- _Your objective_
Search the material for the string "deux", then return every line where it is found.

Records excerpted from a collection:
* * * * *

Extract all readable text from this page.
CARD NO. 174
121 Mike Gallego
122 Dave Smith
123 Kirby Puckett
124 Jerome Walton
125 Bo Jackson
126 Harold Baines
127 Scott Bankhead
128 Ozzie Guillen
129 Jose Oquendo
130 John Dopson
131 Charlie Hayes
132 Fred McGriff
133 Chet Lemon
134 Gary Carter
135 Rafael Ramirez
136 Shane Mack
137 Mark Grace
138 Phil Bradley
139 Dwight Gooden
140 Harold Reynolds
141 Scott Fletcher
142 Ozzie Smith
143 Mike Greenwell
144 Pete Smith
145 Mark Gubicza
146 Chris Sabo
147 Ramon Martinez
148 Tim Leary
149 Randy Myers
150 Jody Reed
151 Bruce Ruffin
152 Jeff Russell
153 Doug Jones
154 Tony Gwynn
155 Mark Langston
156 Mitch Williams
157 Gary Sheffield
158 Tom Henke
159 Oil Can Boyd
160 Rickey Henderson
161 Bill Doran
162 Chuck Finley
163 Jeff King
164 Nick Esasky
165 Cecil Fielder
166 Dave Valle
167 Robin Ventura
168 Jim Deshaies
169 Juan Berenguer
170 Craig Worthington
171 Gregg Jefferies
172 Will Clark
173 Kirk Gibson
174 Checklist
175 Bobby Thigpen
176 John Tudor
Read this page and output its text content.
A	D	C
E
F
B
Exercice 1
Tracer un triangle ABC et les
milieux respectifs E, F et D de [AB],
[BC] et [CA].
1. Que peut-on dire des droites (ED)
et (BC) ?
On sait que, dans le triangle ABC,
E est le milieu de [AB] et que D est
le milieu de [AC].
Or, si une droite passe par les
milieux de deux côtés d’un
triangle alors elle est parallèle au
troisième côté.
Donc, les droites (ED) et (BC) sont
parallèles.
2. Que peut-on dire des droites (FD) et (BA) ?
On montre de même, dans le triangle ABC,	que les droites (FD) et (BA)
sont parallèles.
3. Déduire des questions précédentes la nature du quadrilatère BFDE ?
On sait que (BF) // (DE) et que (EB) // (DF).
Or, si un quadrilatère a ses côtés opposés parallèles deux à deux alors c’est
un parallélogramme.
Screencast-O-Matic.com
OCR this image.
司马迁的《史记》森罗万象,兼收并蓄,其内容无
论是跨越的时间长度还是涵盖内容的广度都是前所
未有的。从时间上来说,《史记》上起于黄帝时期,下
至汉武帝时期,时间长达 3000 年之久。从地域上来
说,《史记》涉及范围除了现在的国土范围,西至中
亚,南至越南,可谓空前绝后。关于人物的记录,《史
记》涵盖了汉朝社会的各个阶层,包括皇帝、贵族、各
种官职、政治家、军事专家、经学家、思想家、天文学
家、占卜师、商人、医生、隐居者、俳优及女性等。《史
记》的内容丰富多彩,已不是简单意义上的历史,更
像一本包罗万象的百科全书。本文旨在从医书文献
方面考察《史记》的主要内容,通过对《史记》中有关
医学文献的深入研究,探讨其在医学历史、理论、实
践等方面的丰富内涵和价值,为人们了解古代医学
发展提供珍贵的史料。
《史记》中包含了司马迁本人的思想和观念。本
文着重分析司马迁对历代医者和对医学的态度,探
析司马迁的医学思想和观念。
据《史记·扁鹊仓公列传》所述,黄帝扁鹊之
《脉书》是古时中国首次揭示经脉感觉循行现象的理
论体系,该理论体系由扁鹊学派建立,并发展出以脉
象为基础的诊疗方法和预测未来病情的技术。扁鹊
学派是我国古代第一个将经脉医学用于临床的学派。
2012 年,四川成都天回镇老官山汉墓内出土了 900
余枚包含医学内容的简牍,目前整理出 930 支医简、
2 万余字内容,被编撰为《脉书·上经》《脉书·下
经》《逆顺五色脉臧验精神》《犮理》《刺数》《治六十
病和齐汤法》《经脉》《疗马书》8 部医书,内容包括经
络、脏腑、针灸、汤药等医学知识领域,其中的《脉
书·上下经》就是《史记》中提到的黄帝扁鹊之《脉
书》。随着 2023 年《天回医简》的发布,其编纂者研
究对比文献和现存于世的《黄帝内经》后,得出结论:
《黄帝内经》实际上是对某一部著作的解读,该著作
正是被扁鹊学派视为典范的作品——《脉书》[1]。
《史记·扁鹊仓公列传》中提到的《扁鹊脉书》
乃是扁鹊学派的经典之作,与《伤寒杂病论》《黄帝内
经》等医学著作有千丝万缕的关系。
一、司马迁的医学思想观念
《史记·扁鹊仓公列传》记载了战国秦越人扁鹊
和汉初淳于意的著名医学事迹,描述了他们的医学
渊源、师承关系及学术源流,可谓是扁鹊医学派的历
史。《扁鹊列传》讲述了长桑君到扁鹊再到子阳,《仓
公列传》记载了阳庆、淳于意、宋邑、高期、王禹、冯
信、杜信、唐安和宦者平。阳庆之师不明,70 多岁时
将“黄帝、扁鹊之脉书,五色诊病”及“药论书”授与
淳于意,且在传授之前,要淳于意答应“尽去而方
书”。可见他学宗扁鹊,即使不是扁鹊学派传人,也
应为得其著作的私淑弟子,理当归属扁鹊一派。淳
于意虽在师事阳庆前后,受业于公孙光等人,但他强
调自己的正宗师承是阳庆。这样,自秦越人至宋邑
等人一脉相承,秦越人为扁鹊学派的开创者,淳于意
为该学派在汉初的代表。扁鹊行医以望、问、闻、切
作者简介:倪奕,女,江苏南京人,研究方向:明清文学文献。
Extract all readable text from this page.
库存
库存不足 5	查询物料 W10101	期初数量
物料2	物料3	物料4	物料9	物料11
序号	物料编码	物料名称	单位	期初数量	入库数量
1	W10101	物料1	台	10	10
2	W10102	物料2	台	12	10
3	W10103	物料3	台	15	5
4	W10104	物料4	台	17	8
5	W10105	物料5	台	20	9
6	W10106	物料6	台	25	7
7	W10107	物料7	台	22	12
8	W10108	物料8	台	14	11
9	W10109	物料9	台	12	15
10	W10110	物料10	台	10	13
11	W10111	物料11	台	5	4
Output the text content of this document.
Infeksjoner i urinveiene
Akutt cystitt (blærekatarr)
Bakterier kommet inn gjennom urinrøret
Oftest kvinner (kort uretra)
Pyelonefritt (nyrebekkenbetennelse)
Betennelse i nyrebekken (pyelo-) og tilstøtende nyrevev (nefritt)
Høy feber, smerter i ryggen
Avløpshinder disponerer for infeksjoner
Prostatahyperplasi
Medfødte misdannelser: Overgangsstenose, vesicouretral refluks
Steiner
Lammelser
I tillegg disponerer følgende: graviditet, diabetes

* * * * *

- _Written answer_
milieux de deux côtés d’un
Or, si un quadrilatère a ses côtés opposés parallèles deux à deux alors c’est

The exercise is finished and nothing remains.